• Problem description:
Every entry must be echoed exactly.

• Dataset records:
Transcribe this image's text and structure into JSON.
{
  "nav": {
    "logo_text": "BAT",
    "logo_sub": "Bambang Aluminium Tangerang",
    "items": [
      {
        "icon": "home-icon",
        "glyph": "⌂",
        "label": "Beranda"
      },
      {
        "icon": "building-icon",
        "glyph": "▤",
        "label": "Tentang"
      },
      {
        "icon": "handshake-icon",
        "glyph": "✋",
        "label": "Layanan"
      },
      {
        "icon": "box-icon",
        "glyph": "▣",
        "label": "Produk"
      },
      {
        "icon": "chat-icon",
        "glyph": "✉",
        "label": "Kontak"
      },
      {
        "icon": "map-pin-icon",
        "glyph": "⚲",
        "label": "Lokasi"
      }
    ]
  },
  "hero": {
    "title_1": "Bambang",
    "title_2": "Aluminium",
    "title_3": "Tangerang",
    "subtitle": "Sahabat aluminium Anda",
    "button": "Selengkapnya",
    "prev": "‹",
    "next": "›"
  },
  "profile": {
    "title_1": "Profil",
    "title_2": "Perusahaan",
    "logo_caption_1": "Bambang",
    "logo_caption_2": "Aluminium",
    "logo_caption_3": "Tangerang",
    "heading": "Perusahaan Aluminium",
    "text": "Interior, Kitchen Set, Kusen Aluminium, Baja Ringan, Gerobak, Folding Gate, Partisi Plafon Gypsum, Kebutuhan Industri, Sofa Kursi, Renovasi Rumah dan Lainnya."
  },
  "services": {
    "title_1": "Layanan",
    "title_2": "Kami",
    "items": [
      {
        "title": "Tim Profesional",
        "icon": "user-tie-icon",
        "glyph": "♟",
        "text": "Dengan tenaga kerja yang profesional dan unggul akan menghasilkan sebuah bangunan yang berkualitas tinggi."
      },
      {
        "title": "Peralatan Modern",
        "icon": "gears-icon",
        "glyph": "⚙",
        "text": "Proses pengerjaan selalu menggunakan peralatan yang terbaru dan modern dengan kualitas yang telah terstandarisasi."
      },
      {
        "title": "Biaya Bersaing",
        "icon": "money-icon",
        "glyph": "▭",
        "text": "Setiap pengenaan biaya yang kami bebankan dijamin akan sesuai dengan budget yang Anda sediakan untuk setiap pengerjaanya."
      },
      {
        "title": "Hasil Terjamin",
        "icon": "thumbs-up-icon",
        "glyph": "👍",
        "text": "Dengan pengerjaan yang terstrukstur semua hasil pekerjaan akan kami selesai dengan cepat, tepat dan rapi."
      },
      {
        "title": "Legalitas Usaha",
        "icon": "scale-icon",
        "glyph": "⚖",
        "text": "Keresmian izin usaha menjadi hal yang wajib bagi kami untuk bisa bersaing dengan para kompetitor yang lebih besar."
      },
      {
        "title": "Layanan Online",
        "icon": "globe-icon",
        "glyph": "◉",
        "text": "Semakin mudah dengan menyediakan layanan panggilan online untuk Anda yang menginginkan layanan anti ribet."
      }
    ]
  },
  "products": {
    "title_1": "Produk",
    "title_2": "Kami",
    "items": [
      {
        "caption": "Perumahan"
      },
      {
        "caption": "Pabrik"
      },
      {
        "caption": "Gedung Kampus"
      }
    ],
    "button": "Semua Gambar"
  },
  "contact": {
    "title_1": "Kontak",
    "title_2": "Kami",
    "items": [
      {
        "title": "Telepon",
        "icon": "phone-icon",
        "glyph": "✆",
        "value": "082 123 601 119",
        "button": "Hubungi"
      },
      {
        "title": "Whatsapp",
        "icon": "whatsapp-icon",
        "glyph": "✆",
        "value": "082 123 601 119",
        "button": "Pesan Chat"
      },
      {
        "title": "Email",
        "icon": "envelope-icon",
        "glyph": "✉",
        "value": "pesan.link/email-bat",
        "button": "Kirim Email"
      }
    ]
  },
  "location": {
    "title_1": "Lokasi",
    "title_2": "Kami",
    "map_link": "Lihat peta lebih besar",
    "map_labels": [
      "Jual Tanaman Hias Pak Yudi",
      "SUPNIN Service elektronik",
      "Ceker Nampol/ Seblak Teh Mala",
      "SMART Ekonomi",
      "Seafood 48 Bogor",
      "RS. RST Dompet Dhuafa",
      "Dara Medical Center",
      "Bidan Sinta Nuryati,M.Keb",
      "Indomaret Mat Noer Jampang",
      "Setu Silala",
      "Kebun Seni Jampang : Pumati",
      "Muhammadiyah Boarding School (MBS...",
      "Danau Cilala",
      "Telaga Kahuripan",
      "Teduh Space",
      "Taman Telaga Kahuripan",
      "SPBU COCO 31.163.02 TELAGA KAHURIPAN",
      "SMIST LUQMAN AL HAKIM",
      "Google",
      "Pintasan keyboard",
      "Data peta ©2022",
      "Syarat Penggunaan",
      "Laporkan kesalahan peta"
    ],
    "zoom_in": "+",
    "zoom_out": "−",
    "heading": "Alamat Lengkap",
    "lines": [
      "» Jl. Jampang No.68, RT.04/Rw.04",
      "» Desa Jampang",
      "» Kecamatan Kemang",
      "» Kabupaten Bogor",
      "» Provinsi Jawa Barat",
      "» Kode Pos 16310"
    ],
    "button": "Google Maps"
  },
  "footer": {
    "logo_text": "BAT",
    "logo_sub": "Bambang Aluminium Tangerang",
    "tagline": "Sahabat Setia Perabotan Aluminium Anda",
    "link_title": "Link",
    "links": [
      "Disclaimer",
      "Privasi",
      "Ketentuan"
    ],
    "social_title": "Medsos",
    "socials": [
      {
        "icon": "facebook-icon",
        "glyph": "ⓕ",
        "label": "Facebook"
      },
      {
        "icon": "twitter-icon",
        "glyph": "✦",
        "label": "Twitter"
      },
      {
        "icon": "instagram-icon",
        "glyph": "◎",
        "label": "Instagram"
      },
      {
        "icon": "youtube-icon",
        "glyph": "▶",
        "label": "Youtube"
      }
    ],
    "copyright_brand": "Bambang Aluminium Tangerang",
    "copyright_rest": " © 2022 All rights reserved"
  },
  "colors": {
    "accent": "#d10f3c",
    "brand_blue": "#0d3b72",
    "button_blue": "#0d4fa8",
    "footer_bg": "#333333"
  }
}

• Written reply:
Transcribe this image's text and structure into JSON.
{
  "nav": {
    "logo_text": "BAT",
    "logo_sub": "Bambang Aluminium Tangerang",
    "items": [
      {
        "icon": "home-icon",
        "glyph": "⌂",
        "label": "Beranda"
      },
      {
        "icon": "building-icon",
        "glyph": "▤",
        "label": "Tentang"
      },
      {
        "icon": "handshake-icon",
        "glyph": "✋",
        "label": "Layanan"
      },
      {
        "icon": "box-icon",
        "glyph": "▣",
        "label": "Produk"
      },
      {
        "icon": "chat-icon",
        "glyph": "✉",
        "label": "Kontak"
      },
      {
        "icon": "map-pin-icon",
        "glyph": "⚲",
        "label": "Lokasi"
      }
    ]
  },
  "hero": {
    "title_1": "Bambang",
    "title_2": "Aluminium",
    "title_3": "Tangerang",
    "subtitle": "Sahabat aluminium Anda",
    "button": "Selengkapnya",
    "prev": "‹",
    "next": "›"
  },
  "profile": {
    "title_1": "Profil",
    "title_2": "Perusahaan",
    "logo_caption_1": "Bambang",
    "logo_caption_2": "Aluminium",
    "logo_caption_3": "Tangerang",
    "heading": "Perusahaan Aluminium",
    "text": "Interior, Kitchen Set, Kusen Aluminium, Baja Ringan, Gerobak, Folding Gate, Partisi Plafon Gypsum, Kebutuhan Industri, Sofa Kursi, Renovasi Rumah dan Lainnya."
  },
  "services": {
    "title_1": "Layanan",
    "title_2": "Kami",
    "items": [
      {
        "title": "Tim Profesional",
        "icon": "user-tie-icon",
        "glyph": "♟",
        "text": "Dengan tenaga kerja yang profesional dan unggul akan menghasilkan sebuah bangunan yang berkualitas tinggi."
      },
      {
        "title": "Peralatan Modern",
        "icon": "gears-icon",
        "glyph": "⚙",
        "text": "Proses pengerjaan selalu menggunakan peralatan yang terbaru dan modern dengan kualitas yang telah terstandarisasi."
      },
      {
        "title": "Biaya Bersaing",
        "icon": "money-icon",
        "glyph": "▭",
        "text": "Setiap pengenaan biaya yang kami bebankan dijamin akan sesuai dengan budget yang Anda sediakan untuk setiap pengerjaanya."
      },
      {
        "title": "Hasil Terjamin",
        "icon": "thumbs-up-icon",
        "glyph": "👍",
        "text": "Dengan pengerjaan yang terstrukstur semua hasil pekerjaan akan kami selesai dengan cepat, tepat dan rapi."
      },
      {
        "title": "Legalitas Usaha",
        "icon": "scale-icon",
        "glyph": "⚖",
        "text": "Keresmian izin usaha menjadi hal yang wajib bagi kami untuk bisa bersaing dengan para kompetitor yang lebih besar."
      },
      {
        "title": "Layanan Online",
        "icon": "globe-icon",
        "glyph": "◉",
        "text": "Semakin mudah dengan menyediakan layanan panggilan online untuk Anda yang menginginkan layanan anti ribet."
      }
    ]
  },
  "products": {
    "title_1": "Produk",
    "title_2": "Kami",
    "items": [
      {
        "caption": "Perumahan"
      },
      {
        "caption": "Pabrik"
      },
      {
        "caption": "Gedung Kampus"
      }
    ],
    "button": "Semua Gambar"
  },
  "contact": {
    "title_1": "Kontak",
    "title_2": "Kami",
    "items": [
      {
        "title": "Telepon",
        "icon": "phone-icon",
        "glyph": "✆",
        "value": "082 123 601 119",
        "button": "Hubungi"
      },
      {
        "title": "Whatsapp",
        "icon": "whatsapp-icon",
        "glyph": "✆",
        "value": "082 123 601 119",
        "button": "Pesan Chat"
      },
      {
        "title": "Email",
        "icon": "envelope-icon",
        "glyph": "✉",
        "value": "pesan.link/email-bat",
        "button": "Kirim Email"
      }
    ]
  },
  "location": {
    "title_1": "Lokasi",
    "title_2": "Kami",
    "map_link": "Lihat peta lebih besar",
    "map_labels": [
      "Jual Tanaman Hias Pak Yudi",
      "SUPNIN Service elektronik",
      "Ceker Nampol/ Seblak Teh Mala",
      "SMART Ekonomi",
      "Seafood 48 Bogor",
      "RS. RST Dompet Dhuafa",
      "Dara Medical Center",
      "Bidan Sinta Nuryati,M.Keb",
      "Indomaret Mat Noer Jampang",
      "Setu Silala",
      "Kebun Seni Jampang : Pumati",
      "Muhammadiyah Boarding School (MBS...",
      "Danau Cilala",
      "Telaga Kahuripan",
      "Teduh Space",
      "Taman Telaga Kahuripan",
      "SPBU COCO 31.163.02 TELAGA KAHURIPAN",
      "SMIST LUQMAN AL HAKIM",
      "Google",
      "Pintasan keyboard",
      "Data peta ©2022",
      "Syarat Penggunaan",
      "Laporkan kesalahan peta"
    ],
    "zoom_in": "+",
    "zoom_out": "−",
    "heading": "Alamat Lengkap",
    "lines": [
      "» Jl. Jampang No.68, RT.04/Rw.04",
      "» Desa Jampang",
      "» Kecamatan Kemang",
      "» Kabupaten Bogor",
      "» Provinsi Jawa Barat",
      "» Kode Pos 16310"
    ],
    "button": "Google Maps"
  },
  "footer": {
    "logo_text": "BAT",
    "logo_sub": "Bambang Aluminium Tangerang",
    "tagline": "Sahabat Setia Perabotan Aluminium Anda",
    "link_title": "Link",
    "links": [
      "Disclaimer",
      "Privasi",
      "Ketentuan"
    ],
    "social_title": "Medsos",
    "socials": [
      {
        "icon": "facebook-icon",
        "glyph": "ⓕ",
        "label": "Facebook"
      },
      {
        "icon": "twitter-icon",
        "glyph": "✦",
        "label": "Twitter"
      },
      {
        "icon": "instagram-icon",
        "glyph": "◎",
        "label": "Instagram"
      },
      {
        "icon": "youtube-icon",
        "glyph": "▶",
        "label": "Youtube"
      }
    ],
    "copyright_brand": "Bambang Aluminium Tangerang",
    "copyright_rest": " © 2022 All rights reserved"
  },
  "colors": {
    "accent": "#d10f3c",
    "brand_blue": "#0d3b72",
    "button_blue": "#0d4fa8",
    "footer_bg": "#333333"
  }
}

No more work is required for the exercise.